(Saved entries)
********

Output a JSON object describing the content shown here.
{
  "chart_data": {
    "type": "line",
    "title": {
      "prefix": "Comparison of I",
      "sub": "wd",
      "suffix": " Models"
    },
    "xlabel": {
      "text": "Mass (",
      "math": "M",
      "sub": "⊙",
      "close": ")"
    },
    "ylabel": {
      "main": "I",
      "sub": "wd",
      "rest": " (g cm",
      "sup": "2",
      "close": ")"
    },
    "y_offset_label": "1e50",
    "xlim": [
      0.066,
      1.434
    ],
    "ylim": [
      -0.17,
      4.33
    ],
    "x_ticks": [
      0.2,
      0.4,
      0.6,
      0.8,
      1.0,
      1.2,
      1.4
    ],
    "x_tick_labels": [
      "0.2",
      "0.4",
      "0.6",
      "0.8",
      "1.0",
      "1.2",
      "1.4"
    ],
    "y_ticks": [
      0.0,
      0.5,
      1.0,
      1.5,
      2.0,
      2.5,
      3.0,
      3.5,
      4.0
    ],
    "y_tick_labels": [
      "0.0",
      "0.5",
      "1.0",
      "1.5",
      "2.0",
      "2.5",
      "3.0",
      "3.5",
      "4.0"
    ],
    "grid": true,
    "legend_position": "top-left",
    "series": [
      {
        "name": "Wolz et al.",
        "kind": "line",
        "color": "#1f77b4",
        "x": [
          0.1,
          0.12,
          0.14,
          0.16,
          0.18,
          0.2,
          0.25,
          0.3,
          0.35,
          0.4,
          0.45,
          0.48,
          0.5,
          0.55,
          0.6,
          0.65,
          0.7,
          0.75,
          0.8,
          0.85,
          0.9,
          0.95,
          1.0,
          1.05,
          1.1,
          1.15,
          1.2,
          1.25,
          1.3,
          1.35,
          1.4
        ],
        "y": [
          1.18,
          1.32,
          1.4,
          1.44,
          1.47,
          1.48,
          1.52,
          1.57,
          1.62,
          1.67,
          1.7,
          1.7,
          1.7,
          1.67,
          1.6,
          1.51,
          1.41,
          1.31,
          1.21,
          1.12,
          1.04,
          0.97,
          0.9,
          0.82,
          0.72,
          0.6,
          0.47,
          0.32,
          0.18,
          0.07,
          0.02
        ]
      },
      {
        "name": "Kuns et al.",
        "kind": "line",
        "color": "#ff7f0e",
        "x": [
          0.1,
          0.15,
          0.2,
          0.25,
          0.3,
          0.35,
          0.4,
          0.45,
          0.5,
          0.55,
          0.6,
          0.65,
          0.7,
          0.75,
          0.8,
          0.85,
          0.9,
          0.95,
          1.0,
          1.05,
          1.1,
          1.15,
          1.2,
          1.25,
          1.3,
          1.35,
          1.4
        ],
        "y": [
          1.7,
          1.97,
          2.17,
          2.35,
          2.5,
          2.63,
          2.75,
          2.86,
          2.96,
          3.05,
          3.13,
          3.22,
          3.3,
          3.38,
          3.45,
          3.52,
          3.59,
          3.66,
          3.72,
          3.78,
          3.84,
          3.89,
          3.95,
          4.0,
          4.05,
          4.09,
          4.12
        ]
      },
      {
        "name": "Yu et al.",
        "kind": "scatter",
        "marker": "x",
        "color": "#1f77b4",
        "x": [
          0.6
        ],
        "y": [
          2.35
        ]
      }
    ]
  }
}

********

### What you will do
Give the material above again, word for word.

### Result
Output a JSON object describing the content shown here.
{
  "chart_data": {
    "type": "line",
    "title": {
      "prefix": "Comparison of I",
      "sub": "wd",
      "suffix": " Models"
    },
    "xlabel": {
      "text": "Mass (",
      "math": "M",
      "sub": "⊙",
      "close": ")"
    },
    "ylabel": {
      "main": "I",
      "sub": "wd",
      "rest": " (g cm",
      "sup": "2",
      "close": ")"
    },
    "y_offset_label": "1e50",
    "xlim": [
      0.066,
      1.434
    ],
    "ylim": [
      -0.17,
      4.33
    ],
    "x_ticks": [
      0.2,
      0.4,
      0.6,
      0.8,
      1.0,
      1.2,
      1.4
    ],
    "x_tick_labels": [
      "0.2",
      "0.4",
      "0.6",
      "0.8",
      "1.0",
      "1.2",
      "1.4"
    ],
    "y_ticks": [
      0.0,
      0.5,
      1.0,
      1.5,
      2.0,
      2.5,
      3.0,
      3.5,
      4.0
    ],
    "y_tick_labels": [
      "0.0",
      "0.5",
      "1.0",
      "1.5",
      "2.0",
      "2.5",
      "3.0",
      "3.5",
      "4.0"
    ],
    "grid": true,
    "legend_position": "top-left",
    "series": [
      {
        "name": "Wolz et al.",
        "kind": "line",
        "color": "#1f77b4",
        "x": [
          0.1,
          0.12,
          0.14,
          0.16,
          0.18,
          0.2,
          0.25,
          0.3,
          0.35,
          0.4,
          0.45,
          0.48,
          0.5,
          0.55,
          0.6,
          0.65,
          0.7,
          0.75,
          0.8,
          0.85,
          0.9,
          0.95,
          1.0,
          1.05,
          1.1,
          1.15,
          1.2,
          1.25,
          1.3,
          1.35,
          1.4
        ],
        "y": [
          1.18,
          1.32,
          1.4,
          1.44,
          1.47,
          1.48,
          1.52,
          1.57,
          1.62,
          1.67,
          1.7,
          1.7,
          1.7,
          1.67,
          1.6,
          1.51,
          1.41,
          1.31,
          1.21,
          1.12,
          1.04,
          0.97,
          0.9,
          0.82,
          0.72,
          0.6,
          0.47,
          0.32,
          0.18,
          0.07,
          0.02
        ]
      },
      {
        "name": "Kuns et al.",
        "kind": "line",
        "color": "#ff7f0e",
        "x": [
          0.1,
          0.15,
          0.2,
          0.25,
          0.3,
          0.35,
          0.4,
          0.45,
          0.5,
          0.55,
          0.6,
          0.65,
          0.7,
          0.75,
          0.8,
          0.85,
          0.9,
          0.95,
          1.0,
          1.05,
          1.1,
          1.15,
          1.2,
          1.25,
          1.3,
          1.35,
          1.4
        ],
        "y": [
          1.7,
          1.97,
          2.17,
          2.35,
          2.5,
          2.63,
          2.75,
          2.86,
          2.96,
          3.05,
          3.13,
          3.22,
          3.3,
          3.38,
          3.45,
          3.52,
          3.59,
          3.66,
          3.72,
          3.78,
          3.84,
          3.89,
          3.95,
          4.0,
          4.05,
          4.09,
          4.12
        ]
      },
      {
        "name": "Yu et al.",
        "kind": "scatter",
        "marker": "x",
        "color": "#1f77b4",
        "x": [
          0.6
        ],
        "y": [
          2.35
        ]
      }
    ]
  }
}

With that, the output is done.